Stored data
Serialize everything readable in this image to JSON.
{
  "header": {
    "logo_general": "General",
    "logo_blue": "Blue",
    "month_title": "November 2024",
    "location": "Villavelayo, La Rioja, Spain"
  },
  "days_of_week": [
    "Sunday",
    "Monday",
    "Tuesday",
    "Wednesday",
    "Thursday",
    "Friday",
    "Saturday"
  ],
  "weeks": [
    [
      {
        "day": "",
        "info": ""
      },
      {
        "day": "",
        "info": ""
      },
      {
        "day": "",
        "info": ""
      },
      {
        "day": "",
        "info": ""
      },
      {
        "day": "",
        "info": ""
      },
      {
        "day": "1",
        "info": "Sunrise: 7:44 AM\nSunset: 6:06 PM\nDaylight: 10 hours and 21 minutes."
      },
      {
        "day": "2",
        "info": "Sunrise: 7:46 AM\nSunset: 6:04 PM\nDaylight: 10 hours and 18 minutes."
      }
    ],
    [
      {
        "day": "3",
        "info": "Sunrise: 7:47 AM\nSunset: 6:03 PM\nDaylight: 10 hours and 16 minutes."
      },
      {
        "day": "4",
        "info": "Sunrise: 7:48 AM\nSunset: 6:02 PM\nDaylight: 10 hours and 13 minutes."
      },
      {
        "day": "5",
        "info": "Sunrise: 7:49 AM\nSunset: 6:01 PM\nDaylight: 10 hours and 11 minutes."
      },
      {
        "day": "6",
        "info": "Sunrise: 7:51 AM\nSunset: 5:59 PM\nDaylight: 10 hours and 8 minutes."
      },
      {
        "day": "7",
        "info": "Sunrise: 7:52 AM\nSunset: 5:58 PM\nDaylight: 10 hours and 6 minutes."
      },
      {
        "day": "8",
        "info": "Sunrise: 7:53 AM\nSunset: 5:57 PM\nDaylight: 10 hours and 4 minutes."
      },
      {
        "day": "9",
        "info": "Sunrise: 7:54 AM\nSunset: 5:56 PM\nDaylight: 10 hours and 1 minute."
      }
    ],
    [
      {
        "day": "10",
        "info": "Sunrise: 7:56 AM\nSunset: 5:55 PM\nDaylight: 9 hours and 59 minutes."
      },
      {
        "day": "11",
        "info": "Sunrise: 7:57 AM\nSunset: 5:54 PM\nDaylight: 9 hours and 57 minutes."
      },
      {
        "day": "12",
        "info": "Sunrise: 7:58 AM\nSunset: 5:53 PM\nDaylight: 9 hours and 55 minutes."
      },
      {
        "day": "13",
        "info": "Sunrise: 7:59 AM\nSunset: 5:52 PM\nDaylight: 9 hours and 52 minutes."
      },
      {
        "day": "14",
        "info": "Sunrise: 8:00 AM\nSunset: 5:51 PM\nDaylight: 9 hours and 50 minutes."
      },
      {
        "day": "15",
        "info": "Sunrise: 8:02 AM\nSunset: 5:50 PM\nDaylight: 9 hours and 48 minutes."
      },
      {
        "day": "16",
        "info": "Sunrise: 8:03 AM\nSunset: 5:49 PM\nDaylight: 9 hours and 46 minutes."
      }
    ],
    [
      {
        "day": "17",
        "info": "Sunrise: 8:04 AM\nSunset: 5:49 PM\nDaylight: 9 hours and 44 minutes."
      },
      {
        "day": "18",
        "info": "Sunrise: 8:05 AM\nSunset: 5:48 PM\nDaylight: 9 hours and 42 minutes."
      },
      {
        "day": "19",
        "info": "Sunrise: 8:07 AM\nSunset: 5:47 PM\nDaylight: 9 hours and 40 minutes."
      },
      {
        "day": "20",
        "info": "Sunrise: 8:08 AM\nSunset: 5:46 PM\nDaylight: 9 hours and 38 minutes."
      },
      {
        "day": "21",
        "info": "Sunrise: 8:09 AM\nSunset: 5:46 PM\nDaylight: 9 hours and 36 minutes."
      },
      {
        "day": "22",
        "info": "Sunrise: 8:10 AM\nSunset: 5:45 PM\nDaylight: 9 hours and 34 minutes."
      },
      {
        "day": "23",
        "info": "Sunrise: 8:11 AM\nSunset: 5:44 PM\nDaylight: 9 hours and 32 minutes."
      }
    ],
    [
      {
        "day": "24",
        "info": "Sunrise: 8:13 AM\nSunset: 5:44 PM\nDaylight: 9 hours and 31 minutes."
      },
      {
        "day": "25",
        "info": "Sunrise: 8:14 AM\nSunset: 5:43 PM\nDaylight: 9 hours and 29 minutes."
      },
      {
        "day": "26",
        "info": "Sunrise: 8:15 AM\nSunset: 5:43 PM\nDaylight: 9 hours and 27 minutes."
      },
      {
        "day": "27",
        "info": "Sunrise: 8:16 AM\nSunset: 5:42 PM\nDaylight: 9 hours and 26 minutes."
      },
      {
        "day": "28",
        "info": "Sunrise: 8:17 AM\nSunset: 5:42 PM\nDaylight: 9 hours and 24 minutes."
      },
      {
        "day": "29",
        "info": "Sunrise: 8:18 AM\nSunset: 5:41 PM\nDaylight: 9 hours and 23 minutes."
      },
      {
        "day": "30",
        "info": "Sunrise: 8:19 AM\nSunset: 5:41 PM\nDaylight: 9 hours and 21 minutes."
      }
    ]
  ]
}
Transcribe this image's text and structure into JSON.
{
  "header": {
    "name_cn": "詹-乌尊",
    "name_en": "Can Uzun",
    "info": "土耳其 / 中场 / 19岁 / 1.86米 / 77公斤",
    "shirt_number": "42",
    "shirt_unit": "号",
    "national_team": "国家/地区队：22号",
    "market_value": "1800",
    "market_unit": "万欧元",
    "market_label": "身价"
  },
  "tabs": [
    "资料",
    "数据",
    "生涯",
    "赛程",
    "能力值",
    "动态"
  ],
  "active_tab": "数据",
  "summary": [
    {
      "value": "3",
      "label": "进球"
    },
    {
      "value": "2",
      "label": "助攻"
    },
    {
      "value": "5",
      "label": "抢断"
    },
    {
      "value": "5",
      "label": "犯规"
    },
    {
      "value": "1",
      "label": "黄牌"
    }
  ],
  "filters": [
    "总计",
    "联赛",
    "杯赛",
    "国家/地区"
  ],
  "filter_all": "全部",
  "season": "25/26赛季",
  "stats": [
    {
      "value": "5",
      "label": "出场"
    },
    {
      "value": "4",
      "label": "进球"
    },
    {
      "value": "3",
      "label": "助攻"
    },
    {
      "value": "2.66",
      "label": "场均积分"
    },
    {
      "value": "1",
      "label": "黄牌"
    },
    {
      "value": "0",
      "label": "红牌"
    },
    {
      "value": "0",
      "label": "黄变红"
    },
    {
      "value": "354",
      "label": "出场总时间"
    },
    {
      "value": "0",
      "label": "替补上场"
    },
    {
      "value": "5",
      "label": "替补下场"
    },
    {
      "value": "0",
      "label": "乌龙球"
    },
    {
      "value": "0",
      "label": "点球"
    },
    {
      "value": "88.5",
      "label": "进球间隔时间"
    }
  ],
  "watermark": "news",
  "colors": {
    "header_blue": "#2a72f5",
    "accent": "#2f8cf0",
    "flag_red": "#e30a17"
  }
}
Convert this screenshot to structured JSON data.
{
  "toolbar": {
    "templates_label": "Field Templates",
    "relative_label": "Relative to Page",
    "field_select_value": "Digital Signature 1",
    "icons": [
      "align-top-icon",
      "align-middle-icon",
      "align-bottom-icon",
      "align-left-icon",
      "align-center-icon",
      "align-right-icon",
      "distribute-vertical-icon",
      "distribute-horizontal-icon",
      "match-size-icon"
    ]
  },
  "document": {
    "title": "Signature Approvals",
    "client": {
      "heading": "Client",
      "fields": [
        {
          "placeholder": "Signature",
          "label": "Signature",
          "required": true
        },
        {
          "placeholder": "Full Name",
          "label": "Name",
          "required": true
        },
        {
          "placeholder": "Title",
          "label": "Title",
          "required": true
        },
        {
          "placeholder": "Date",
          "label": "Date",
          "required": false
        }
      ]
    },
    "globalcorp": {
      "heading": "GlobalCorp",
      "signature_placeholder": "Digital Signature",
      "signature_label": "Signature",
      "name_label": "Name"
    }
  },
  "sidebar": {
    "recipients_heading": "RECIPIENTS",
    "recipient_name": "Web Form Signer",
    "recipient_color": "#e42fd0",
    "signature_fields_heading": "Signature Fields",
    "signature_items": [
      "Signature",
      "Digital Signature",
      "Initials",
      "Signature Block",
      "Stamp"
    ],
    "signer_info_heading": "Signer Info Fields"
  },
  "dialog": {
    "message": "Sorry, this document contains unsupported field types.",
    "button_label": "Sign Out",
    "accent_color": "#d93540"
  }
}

• Work to be completed: Copy every line in the listing above where the string "document" turns up.

• Written reply:
  "document": {
    "message": "Sorry, this document contains unsupported field types.",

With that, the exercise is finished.